---- Given entries

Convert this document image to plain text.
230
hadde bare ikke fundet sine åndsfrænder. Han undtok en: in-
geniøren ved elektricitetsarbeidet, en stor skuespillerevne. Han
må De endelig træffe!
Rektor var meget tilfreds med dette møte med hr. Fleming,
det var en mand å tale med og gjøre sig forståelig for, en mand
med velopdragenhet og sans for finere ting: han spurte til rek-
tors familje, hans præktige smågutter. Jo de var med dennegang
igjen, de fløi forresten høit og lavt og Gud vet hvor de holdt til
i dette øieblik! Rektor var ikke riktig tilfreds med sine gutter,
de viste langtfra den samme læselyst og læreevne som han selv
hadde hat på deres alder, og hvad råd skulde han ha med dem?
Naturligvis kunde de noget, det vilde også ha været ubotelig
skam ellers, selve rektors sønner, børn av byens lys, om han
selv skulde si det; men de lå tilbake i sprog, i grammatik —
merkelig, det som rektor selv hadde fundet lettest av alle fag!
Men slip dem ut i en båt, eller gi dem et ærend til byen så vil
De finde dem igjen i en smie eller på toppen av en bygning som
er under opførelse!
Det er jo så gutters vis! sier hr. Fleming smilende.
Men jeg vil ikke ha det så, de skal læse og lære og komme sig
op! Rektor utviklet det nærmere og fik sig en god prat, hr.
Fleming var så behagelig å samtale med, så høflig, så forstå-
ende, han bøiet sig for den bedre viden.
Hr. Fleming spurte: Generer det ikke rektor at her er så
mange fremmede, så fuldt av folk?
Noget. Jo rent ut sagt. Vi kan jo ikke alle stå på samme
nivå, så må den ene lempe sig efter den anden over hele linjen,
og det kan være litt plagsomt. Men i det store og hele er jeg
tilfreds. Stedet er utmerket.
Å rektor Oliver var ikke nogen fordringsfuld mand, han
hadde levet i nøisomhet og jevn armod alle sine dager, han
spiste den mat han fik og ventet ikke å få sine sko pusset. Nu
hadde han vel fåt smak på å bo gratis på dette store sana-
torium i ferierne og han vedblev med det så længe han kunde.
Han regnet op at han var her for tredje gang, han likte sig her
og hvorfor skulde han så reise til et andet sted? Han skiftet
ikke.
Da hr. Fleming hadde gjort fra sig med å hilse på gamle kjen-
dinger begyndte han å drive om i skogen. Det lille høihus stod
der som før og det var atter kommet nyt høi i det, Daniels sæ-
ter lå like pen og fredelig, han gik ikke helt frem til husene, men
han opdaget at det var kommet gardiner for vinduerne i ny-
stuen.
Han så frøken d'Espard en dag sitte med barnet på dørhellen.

--------

### Task to carry out
Scan the material above. Return every line containing the string "samme".

### Answer for this exercise
de viste langtfra den samme læselyst og læreevne som han selv
Noget. Jo rent ut sagt. Vi kan jo ikke alle stå på samme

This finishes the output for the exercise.